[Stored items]
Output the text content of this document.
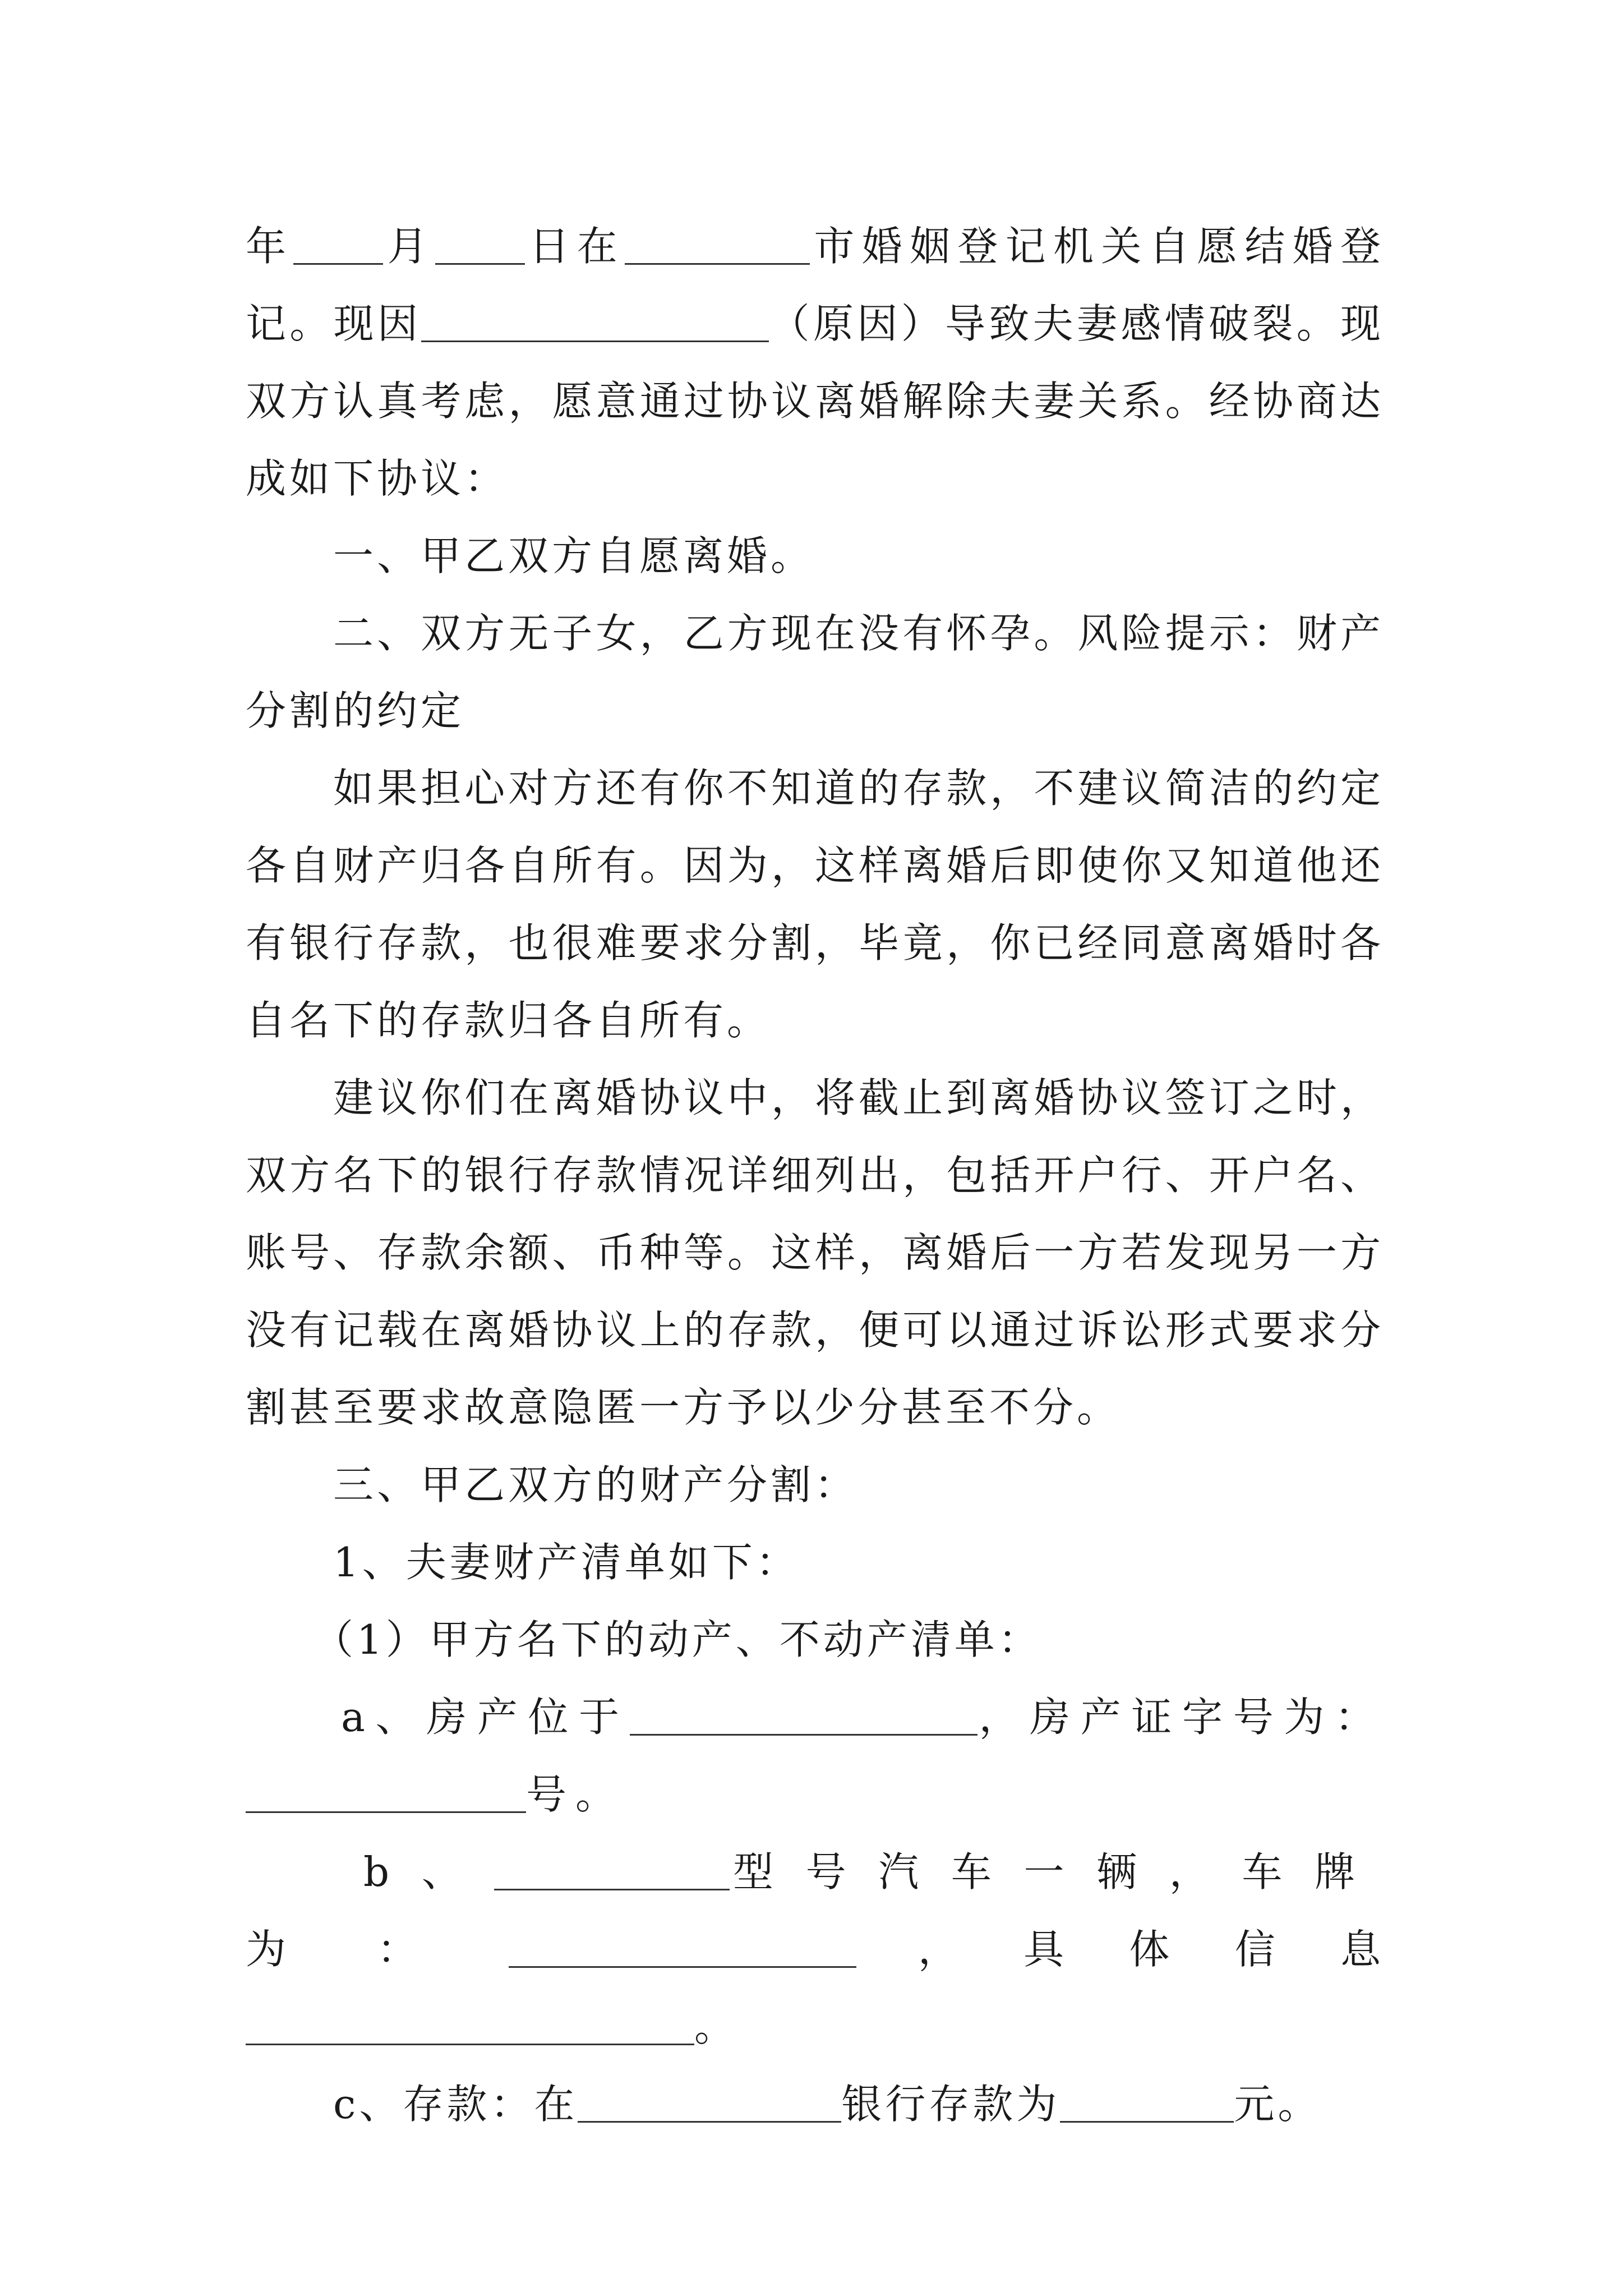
年 月 日在	市婚姻登记机关自愿结婚登记。现因	（原因）导致夫妻感情破裂。现双方认真考虑，愿意通过协议离婚解除夫妻关系。经协商达成如下协议：

一、甲乙双方自愿离婚。

二、双方无子女，乙方现在没有怀孕。风险提示：财产分割的约定

如果担心对方还有你不知道的存款，不建议简洁的约定各自财产归各自所有。因为，这样离婚后即使你又知道他还有银行存款，也很难要求分割，毕竟，你已经同意离婚时各自名下的存款归各自所有。

建议你们在离婚协议中，将截止到离婚协议签订之时，双方名下的银行存款情况详细列出，包括开户行、开户名、账号、存款余额、币种等。这样，离婚后一方若发现另一方没有记载在离婚协议上的存款，便可以通过诉讼形式要求分割甚至要求故意隐匿一方予以少分甚至不分。

三、甲乙双方的财产分割：

1、夫妻财产清单如下：

（1）甲方名下的动产、不动产清单：

a、房产位于	，房产证字号为：号。

b、	型号汽车一辆，车牌为：	，具体信息。

c、存款：在	银行存款为	元。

(WHAT IS ASKED):
Extract the text of all the records above verbatim, excluding pictures.

(RESPONSE TO THE TASK):
Output the text content of this document.
年 月 日在	市婚姻登记机关自愿结婚登记。现因	（原因）导致夫妻感情破裂。现双方认真考虑，愿意通过协议离婚解除夫妻关系。经协商达成如下协议：

一、甲乙双方自愿离婚。

二、双方无子女，乙方现在没有怀孕。风险提示：财产分割的约定

如果担心对方还有你不知道的存款，不建议简洁的约定各自财产归各自所有。因为，这样离婚后即使你又知道他还有银行存款，也很难要求分割，毕竟，你已经同意离婚时各自名下的存款归各自所有。

建议你们在离婚协议中，将截止到离婚协议签订之时，双方名下的银行存款情况详细列出，包括开户行、开户名、账号、存款余额、币种等。这样，离婚后一方若发现另一方没有记载在离婚协议上的存款，便可以通过诉讼形式要求分割甚至要求故意隐匿一方予以少分甚至不分。

三、甲乙双方的财产分割：

1、夫妻财产清单如下：

（1）甲方名下的动产、不动产清单：

a、房产位于	，房产证字号为：号。

b、	型号汽车一辆，车牌为：	，具体信息。

c、存款：在	银行存款为	元。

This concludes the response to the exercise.